Short problem ::
Give the count of lines in the data that include the string "редакции", with no added remarks.

-- begin Data supplied --

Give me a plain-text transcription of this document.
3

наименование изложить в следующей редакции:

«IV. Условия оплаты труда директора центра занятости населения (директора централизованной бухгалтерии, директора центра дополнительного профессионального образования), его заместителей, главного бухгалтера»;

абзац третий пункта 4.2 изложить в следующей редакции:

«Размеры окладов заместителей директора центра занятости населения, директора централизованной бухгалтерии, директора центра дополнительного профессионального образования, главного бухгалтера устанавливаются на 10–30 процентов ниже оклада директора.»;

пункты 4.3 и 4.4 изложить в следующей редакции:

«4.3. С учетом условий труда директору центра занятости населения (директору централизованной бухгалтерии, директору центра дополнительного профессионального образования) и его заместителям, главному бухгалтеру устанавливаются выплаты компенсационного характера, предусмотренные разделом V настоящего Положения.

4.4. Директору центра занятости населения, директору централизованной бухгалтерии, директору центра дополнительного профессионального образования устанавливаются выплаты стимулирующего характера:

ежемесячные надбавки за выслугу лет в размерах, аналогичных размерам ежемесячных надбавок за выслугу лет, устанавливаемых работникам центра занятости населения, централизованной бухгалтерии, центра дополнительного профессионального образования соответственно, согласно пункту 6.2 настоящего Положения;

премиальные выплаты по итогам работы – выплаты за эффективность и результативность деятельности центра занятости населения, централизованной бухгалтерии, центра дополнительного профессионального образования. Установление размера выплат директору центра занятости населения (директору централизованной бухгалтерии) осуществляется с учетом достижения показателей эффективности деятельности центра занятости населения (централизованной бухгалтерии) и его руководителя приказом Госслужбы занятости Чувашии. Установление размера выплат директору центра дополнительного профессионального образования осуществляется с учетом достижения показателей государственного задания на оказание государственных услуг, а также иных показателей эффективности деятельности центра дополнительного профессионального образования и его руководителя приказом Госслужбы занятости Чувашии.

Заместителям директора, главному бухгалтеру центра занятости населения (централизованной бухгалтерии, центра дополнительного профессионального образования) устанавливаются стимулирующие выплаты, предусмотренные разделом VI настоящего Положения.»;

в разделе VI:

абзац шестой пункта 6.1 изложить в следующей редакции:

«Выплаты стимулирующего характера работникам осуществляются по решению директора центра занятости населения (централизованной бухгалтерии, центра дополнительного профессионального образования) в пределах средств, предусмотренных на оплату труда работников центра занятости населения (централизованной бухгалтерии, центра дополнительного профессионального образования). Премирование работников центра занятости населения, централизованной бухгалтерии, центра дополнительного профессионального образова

-- end Data supplied --

Solution ::
4